„Wir können, also lasst es uns tun“: Über die Mentalität im elektronischen Polizeistaat

Kontext B.N.D.-Gesetz: Die Allermeisten haben weder eine Ahnung was Totalüberwachung aka Massenüberwachung tatsächlich bedeutet, noch welcher Gefahr auch sie dabei ausgesetzt sind, selbst wenn sie sich noch so sehr anpassen und die technischen Möglichkeiten im 21. Jahrhundert über den privaten Konsum hinaus ignorieren. Welche Skrupellosigkeit und geistig-moralischen Verfall die Apparatschiks des elektronischen Polizeistaats bei ihrem Tun an den Tag legen, während gleichzeitig seit Jahren reguläre Polizei, Justiz und Rechtsstaat systemisch verschwinden, zeigen Berichte von Aussteigern, allerdings nicht aus Deutschland.

Wie den Radio Utopie Leserinnen und Lesern bekannt, ist das B.N.D.-Gesetz das Produkt eines regierungsinternen Machtkampfes. Kanzleramtsleiter Peter Altmaier, der schon im Sommer 2015 plötzlich Ärger vom Apparat und seiner Presse bekommen hatte, nachdem er von einem „Eigenleben“ des Bundesnachrichtendienstes gesprochen hatte, stellte im Januar 2016 eine „weltweit einmalige Regelung“, ein „Kontrollrecht des Bundestages“ (!) über den geheimdienstlichen Komplex in Aussicht.
-.-.-
Aufgabenstellung
Zitieren Sie den Artikel oben über die Mentalität im elektronischen Polizeistaat vollständig und ohne jede Änderung.

Bereitgestelltes Material
-.-.-
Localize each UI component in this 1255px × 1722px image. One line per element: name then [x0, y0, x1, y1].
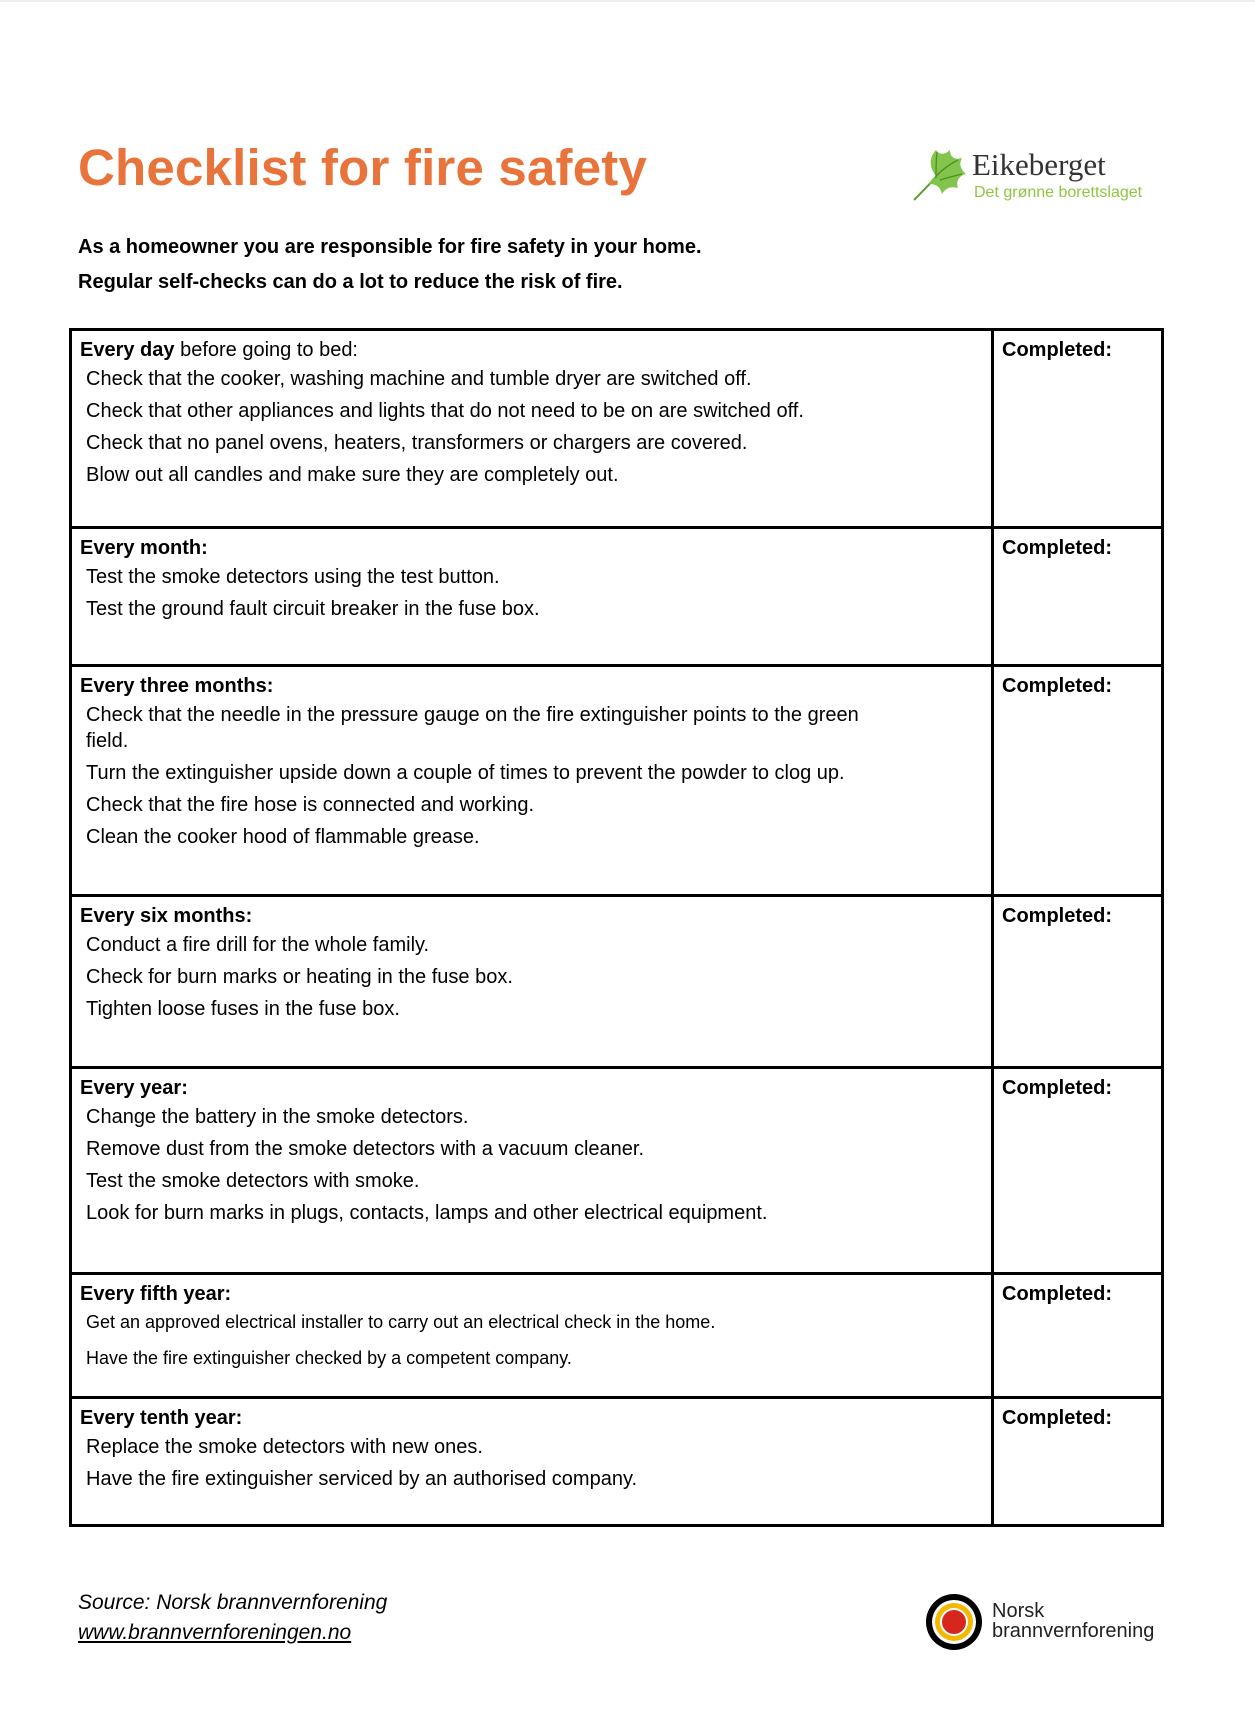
-.-.-
Lösung
„Wir können, also lasst es uns tun“: Über die Mentalität im elektronischen Polizeistaat

Kontext B.N.D.-Gesetz: Die Allermeisten haben weder eine Ahnung was Totalüberwachung aka Massenüberwachung tatsächlich bedeutet, noch welcher Gefahr auch sie dabei ausgesetzt sind, selbst wenn sie sich noch so sehr anpassen und die technischen Möglichkeiten im 21. Jahrhundert über den privaten Konsum hinaus ignorieren. Welche Skrupellosigkeit und geistig-moralischen Verfall die Apparatschiks des elektronischen Polizeistaats bei ihrem Tun an den Tag legen, während gleichzeitig seit Jahren reguläre Polizei, Justiz und Rechtsstaat systemisch verschwinden, zeigen Berichte von Aussteigern, allerdings nicht aus Deutschland.

Wie den Radio Utopie Leserinnen und Lesern bekannt, ist das B.N.D.-Gesetz das Produkt eines regierungsinternen Machtkampfes. Kanzleramtsleiter Peter Altmaier, der schon im Sommer 2015 plötzlich Ärger vom Apparat und seiner Presse bekommen hatte, nachdem er von einem „Eigenleben“ des Bundesnachrichtendienstes gesprochen hatte, stellte im Januar 2016 eine „weltweit einmalige Regelung“, ein „Kontrollrecht des Bundestages“ (!) über den geheimdienstlichen Komplex in Aussicht.